§ YOUR OBJECTIVE
Go through the lines below. Copy those with "duck".
───── EXERCISE INPUT
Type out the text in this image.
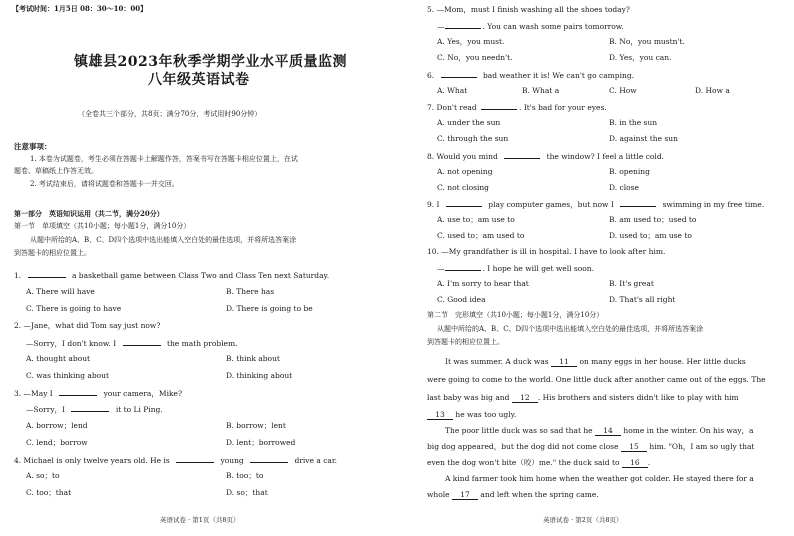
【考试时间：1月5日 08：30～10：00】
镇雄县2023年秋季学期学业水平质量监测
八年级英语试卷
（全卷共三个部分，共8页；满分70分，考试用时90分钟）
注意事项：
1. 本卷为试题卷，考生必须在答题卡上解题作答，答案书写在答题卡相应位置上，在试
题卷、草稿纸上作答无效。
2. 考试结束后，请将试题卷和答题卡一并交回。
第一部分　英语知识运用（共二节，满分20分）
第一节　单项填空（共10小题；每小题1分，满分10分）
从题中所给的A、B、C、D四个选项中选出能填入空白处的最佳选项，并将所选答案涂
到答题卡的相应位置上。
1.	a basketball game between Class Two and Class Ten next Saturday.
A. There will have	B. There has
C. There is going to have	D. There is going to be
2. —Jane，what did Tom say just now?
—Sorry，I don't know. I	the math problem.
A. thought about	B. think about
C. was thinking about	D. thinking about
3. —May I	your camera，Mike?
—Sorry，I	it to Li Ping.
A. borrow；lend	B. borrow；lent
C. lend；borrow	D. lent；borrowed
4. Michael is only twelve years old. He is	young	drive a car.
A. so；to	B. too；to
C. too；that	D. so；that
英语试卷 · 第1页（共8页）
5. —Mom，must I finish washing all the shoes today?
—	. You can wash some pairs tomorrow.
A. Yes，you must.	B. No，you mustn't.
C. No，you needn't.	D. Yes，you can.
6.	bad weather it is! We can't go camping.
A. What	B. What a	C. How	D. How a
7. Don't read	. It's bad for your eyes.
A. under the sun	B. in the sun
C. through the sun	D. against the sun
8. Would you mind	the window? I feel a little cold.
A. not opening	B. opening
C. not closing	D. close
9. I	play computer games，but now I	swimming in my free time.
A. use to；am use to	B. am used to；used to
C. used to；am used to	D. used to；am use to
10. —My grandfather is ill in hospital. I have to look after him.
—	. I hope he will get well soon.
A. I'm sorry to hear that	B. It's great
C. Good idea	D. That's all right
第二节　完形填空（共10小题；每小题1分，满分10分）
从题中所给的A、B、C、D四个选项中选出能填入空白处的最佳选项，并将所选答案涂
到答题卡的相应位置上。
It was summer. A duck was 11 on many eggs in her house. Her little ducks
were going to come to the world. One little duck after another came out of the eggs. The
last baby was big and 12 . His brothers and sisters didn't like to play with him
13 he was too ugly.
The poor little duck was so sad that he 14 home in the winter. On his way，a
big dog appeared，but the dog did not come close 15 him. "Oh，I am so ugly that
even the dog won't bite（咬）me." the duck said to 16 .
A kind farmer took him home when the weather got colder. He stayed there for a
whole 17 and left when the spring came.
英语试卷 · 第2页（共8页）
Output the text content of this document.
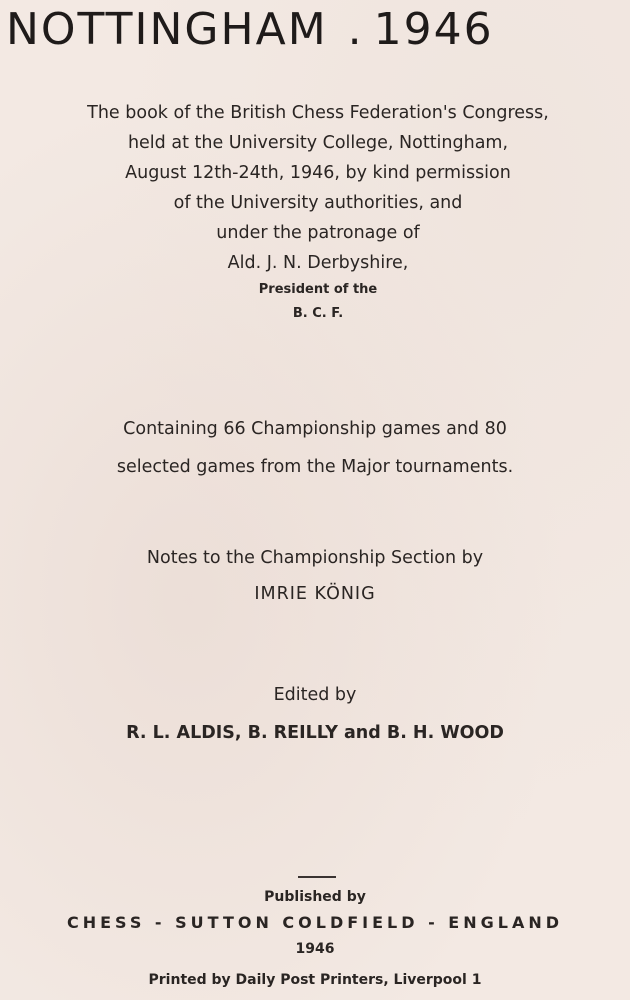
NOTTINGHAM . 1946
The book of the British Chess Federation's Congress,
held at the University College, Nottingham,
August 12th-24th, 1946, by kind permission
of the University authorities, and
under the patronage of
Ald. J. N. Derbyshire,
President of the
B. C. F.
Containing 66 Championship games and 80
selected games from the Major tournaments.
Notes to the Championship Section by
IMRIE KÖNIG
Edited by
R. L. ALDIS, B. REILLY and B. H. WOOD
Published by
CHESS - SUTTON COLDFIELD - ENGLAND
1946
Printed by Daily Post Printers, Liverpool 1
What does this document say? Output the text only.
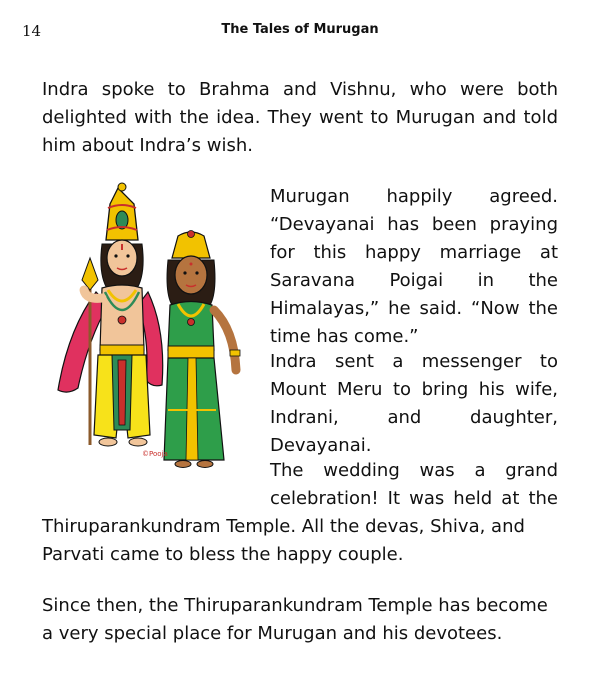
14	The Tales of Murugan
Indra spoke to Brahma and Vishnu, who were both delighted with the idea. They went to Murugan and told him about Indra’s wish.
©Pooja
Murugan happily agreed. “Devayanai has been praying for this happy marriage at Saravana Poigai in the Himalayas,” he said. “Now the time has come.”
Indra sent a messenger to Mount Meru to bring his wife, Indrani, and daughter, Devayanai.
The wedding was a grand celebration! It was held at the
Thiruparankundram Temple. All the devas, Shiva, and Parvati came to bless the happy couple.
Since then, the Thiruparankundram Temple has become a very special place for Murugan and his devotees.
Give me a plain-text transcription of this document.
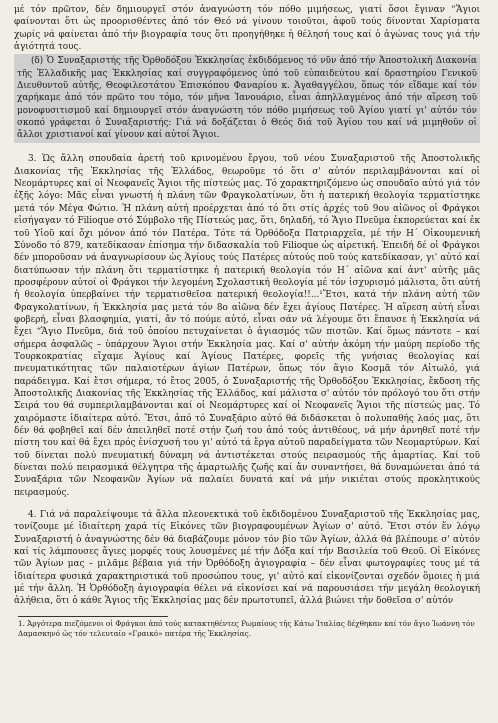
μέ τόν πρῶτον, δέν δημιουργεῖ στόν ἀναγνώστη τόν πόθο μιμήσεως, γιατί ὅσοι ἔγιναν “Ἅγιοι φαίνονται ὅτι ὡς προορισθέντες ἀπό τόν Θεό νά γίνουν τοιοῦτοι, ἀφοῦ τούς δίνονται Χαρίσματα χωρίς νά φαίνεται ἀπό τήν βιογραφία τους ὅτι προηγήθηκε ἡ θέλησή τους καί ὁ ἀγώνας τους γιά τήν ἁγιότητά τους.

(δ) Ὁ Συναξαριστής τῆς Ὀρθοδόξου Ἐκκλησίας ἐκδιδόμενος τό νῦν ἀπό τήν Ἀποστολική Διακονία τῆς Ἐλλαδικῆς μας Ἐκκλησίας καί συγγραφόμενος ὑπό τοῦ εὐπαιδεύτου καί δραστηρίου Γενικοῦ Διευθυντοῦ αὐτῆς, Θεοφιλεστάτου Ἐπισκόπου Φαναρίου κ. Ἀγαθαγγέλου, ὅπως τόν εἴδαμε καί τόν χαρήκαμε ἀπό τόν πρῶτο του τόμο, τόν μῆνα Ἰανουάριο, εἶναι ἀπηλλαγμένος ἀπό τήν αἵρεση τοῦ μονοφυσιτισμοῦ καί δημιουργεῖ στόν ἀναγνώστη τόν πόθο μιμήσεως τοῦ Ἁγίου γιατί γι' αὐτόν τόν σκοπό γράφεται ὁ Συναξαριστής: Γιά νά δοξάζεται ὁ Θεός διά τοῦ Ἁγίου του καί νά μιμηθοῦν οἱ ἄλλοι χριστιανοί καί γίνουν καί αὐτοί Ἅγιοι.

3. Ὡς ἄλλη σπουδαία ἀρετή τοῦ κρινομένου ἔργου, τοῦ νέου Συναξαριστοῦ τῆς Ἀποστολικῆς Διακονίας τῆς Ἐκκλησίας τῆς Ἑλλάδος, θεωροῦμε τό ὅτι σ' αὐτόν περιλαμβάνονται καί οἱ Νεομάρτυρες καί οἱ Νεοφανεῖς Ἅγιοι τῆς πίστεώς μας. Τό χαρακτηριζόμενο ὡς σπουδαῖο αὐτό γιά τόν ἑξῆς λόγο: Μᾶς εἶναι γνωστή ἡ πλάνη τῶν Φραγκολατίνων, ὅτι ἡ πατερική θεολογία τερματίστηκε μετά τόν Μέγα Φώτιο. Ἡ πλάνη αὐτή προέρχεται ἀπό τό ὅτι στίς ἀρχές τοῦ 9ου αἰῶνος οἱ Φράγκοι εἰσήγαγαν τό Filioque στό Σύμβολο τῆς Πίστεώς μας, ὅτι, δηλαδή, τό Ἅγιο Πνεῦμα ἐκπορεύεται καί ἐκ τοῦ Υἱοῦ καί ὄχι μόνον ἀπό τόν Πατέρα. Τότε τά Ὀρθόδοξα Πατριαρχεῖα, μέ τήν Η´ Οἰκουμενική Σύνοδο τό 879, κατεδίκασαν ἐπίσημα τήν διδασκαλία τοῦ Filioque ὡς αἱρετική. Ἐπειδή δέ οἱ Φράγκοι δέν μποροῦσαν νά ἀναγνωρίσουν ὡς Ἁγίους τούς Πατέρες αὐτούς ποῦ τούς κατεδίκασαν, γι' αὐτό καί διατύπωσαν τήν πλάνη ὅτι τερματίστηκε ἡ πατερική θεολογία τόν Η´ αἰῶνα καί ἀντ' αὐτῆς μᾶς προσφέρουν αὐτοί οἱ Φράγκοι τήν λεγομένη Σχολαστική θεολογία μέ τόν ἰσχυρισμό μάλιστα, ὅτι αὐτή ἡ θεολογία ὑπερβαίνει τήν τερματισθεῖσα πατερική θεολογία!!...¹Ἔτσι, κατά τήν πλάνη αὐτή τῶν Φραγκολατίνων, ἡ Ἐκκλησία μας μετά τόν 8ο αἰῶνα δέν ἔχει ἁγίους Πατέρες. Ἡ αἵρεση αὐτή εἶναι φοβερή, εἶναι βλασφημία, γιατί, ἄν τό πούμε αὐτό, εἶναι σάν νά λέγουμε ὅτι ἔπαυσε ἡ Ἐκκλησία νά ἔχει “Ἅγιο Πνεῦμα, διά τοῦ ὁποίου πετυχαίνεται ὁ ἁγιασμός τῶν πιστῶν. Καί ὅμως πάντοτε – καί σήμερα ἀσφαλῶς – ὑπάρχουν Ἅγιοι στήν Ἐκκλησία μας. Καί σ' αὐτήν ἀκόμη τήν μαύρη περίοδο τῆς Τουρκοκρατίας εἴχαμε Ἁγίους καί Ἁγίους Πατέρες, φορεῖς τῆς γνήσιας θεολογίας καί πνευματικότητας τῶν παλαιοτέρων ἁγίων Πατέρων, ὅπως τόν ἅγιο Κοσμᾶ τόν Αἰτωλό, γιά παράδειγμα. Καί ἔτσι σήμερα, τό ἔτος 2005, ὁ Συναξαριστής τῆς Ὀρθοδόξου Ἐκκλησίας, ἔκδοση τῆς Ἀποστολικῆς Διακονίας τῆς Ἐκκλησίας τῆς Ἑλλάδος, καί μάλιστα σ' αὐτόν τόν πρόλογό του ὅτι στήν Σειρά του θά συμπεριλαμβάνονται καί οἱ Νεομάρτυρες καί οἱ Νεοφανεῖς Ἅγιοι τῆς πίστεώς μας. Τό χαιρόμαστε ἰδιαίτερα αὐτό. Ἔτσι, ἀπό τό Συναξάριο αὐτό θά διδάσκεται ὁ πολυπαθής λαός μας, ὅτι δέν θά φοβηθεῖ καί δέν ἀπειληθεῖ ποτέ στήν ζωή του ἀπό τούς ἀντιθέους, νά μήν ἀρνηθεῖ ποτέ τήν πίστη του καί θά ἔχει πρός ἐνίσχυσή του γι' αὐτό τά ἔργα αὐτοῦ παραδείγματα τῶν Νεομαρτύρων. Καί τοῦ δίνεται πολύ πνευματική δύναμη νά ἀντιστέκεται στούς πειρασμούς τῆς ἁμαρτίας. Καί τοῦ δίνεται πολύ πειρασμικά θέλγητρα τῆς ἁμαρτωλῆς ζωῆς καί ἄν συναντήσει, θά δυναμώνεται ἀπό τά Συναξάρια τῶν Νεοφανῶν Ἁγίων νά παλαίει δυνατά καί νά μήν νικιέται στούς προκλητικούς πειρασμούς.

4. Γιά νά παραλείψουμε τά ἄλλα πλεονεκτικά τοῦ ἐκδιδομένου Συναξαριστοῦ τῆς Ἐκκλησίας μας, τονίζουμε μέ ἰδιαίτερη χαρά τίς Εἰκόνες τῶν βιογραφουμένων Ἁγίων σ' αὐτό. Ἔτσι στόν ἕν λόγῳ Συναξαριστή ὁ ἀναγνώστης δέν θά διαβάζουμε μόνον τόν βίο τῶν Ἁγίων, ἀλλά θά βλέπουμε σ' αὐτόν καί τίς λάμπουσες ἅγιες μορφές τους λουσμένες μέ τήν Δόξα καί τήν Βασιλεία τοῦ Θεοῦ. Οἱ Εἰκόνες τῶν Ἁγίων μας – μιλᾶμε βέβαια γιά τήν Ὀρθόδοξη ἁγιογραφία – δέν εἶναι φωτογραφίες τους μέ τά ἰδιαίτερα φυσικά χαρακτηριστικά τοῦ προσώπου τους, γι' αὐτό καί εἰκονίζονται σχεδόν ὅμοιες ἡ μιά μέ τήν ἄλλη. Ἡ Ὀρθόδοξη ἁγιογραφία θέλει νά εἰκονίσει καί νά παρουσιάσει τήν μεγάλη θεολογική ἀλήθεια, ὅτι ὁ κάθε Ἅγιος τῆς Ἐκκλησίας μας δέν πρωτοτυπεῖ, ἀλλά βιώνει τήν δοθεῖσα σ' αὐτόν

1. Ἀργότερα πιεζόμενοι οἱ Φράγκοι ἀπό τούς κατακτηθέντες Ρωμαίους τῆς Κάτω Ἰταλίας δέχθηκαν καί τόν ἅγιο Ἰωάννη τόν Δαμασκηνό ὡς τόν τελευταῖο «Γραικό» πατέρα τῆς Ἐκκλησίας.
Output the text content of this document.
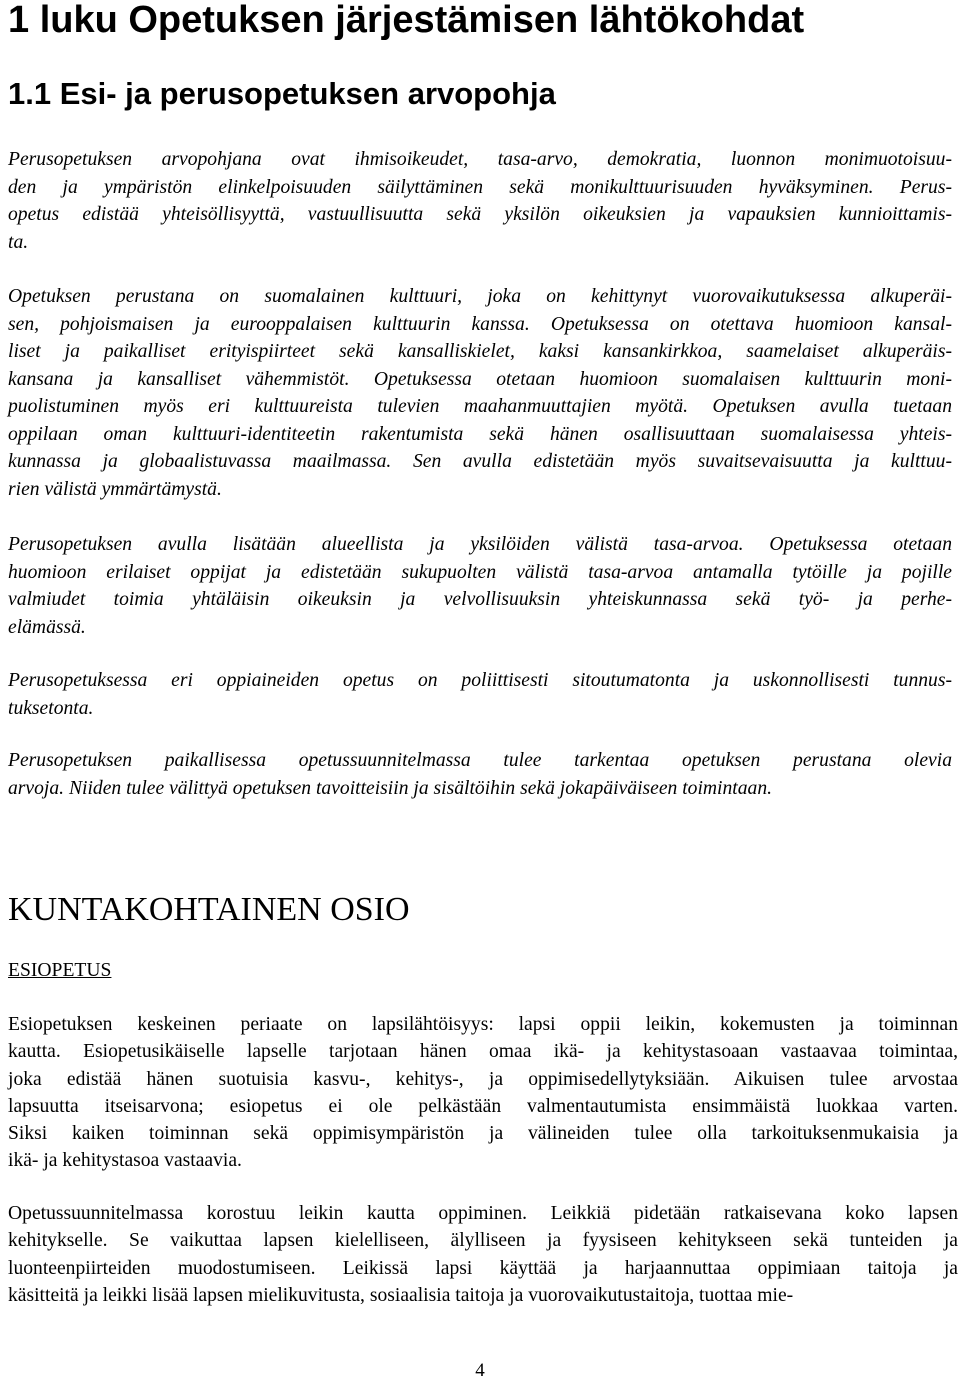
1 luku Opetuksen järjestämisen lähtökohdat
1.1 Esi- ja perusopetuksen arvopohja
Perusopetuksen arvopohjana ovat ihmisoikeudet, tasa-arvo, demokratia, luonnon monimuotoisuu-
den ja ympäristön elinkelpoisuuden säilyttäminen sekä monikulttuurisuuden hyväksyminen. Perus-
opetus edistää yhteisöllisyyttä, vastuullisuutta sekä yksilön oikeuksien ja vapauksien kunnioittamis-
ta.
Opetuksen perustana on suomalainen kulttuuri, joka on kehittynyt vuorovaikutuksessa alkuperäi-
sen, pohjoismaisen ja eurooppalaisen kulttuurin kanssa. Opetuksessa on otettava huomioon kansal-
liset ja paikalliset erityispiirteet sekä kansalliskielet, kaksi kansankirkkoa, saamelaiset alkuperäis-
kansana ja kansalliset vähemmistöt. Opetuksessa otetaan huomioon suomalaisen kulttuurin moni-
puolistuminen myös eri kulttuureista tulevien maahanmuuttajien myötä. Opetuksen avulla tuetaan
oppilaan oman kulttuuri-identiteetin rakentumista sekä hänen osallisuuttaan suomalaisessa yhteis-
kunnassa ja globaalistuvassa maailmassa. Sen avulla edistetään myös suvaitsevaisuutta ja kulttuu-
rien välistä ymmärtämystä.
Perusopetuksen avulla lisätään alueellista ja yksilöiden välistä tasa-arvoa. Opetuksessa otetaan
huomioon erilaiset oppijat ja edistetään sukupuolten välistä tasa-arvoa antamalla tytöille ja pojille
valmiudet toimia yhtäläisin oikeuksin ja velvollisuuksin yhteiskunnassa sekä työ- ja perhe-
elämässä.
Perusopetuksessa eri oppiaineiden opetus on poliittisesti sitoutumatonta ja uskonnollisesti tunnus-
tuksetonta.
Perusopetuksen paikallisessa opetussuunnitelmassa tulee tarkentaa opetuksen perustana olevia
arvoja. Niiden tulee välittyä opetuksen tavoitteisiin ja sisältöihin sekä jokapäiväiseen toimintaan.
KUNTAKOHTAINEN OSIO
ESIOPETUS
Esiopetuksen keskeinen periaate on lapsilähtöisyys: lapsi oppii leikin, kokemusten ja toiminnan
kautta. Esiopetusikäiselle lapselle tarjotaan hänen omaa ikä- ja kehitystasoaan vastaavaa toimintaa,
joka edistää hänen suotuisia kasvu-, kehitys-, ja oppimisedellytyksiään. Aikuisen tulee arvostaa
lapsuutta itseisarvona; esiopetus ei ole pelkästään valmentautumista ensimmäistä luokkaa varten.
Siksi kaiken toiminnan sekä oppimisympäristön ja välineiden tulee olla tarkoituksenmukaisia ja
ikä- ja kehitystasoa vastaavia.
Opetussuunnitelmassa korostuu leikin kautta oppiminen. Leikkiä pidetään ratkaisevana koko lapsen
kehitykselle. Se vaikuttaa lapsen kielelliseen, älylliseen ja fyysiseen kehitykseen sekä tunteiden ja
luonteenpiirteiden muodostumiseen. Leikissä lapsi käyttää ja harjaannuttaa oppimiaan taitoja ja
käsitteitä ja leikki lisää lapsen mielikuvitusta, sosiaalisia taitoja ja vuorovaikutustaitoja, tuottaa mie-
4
──────────
§ RESULT OF THIS EXERCISE
It was summer. A duck was 11 on many eggs in her house. Her little ducks
were going to come to the world. One little duck after another came out of the eggs. The
The poor little duck was so sad that he 14 home in the winter. On his way，a
even the dog won't bite（咬）me." the duck said to 16 .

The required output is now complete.